===== Extracted data
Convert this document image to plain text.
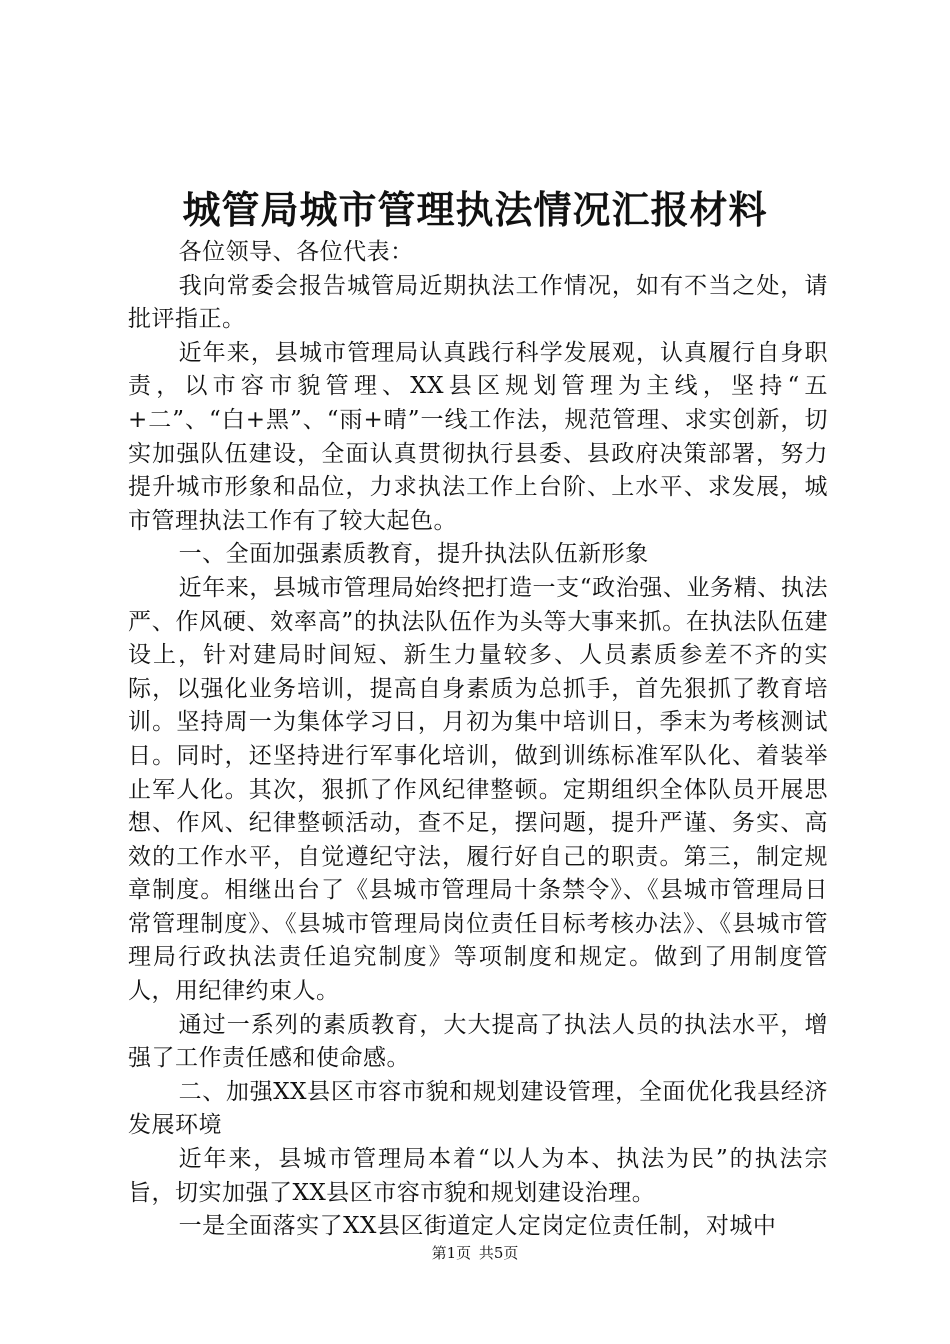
城管局城市管理执法情况汇报材料

各位领导、各位代表：

我向常委会报告城管局近期执法工作情况，如有不当之处，请批评指正。

近年来，县城市管理局认真践行科学发展观，认真履行自身职责，以市容市貌管理、XX县区规划管理为主线，坚持“五+二”、“白+黑”、“雨+晴”一线工作法，规范管理、求实创新，切实加强队伍建设，全面认真贯彻执行县委、县政府决策部署，努力提升城市形象和品位，力求执法工作上台阶、上水平、求发展，城市管理执法工作有了较大起色。

一、全面加强素质教育，提升执法队伍新形象

近年来，县城市管理局始终把打造一支“政治强、业务精、执法严、作风硬、效率高”的执法队伍作为头等大事来抓。在执法队伍建设上，针对建局时间短、新生力量较多、人员素质参差不齐的实际，以强化业务培训，提高自身素质为总抓手，首先狠抓了教育培训。坚持周一为集体学习日，月初为集中培训日，季末为考核测试日。同时，还坚持进行军事化培训，做到训练标准军队化、着装举止军人化。其次，狠抓了作风纪律整顿。定期组织全体队员开展思想、作风、纪律整顿活动，查不足，摆问题，提升严谨、务实、高效的工作水平，自觉遵纪守法，履行好自己的职责。第三，制定规章制度。相继出台了《县城市管理局十条禁令》、《县城市管理局日常管理制度》、《县城市管理局岗位责任目标考核办法》、《县城市管理局行政执法责任追究制度》等项制度和规定。做到了用制度管人，用纪律约束人。

通过一系列的素质教育，大大提高了执法人员的执法水平，增强了工作责任感和使命感。

二、加强XX县区市容市貌和规划建设管理，全面优化我县经济发展环境

近年来，县城市管理局本着“以人为本、执法为民”的执法宗旨，切实加强了XX县区市容市貌和规划建设治理。

一是全面落实了XX县区街道定人定岗定位责任制，对城中

第1页 共5页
==========
**Set task:** Every record above must be given again exactly; drop the pictures.

**Full solution:**
Convert this document image to plain text.
城管局城市管理执法情况汇报材料

各位领导、各位代表：

我向常委会报告城管局近期执法工作情况，如有不当之处，请批评指正。

近年来，县城市管理局认真践行科学发展观，认真履行自身职责，以市容市貌管理、XX县区规划管理为主线，坚持“五+二”、“白+黑”、“雨+晴”一线工作法，规范管理、求实创新，切实加强队伍建设，全面认真贯彻执行县委、县政府决策部署，努力提升城市形象和品位，力求执法工作上台阶、上水平、求发展，城市管理执法工作有了较大起色。

一、全面加强素质教育，提升执法队伍新形象

近年来，县城市管理局始终把打造一支“政治强、业务精、执法严、作风硬、效率高”的执法队伍作为头等大事来抓。在执法队伍建设上，针对建局时间短、新生力量较多、人员素质参差不齐的实际，以强化业务培训，提高自身素质为总抓手，首先狠抓了教育培训。坚持周一为集体学习日，月初为集中培训日，季末为考核测试日。同时，还坚持进行军事化培训，做到训练标准军队化、着装举止军人化。其次，狠抓了作风纪律整顿。定期组织全体队员开展思想、作风、纪律整顿活动，查不足，摆问题，提升严谨、务实、高效的工作水平，自觉遵纪守法，履行好自己的职责。第三，制定规章制度。相继出台了《县城市管理局十条禁令》、《县城市管理局日常管理制度》、《县城市管理局岗位责任目标考核办法》、《县城市管理局行政执法责任追究制度》等项制度和规定。做到了用制度管人，用纪律约束人。

通过一系列的素质教育，大大提高了执法人员的执法水平，增强了工作责任感和使命感。

二、加强XX县区市容市貌和规划建设管理，全面优化我县经济发展环境

近年来，县城市管理局本着“以人为本、执法为民”的执法宗旨，切实加强了XX县区市容市貌和规划建设治理。

一是全面落实了XX县区街道定人定岗定位责任制，对城中

第1页 共5页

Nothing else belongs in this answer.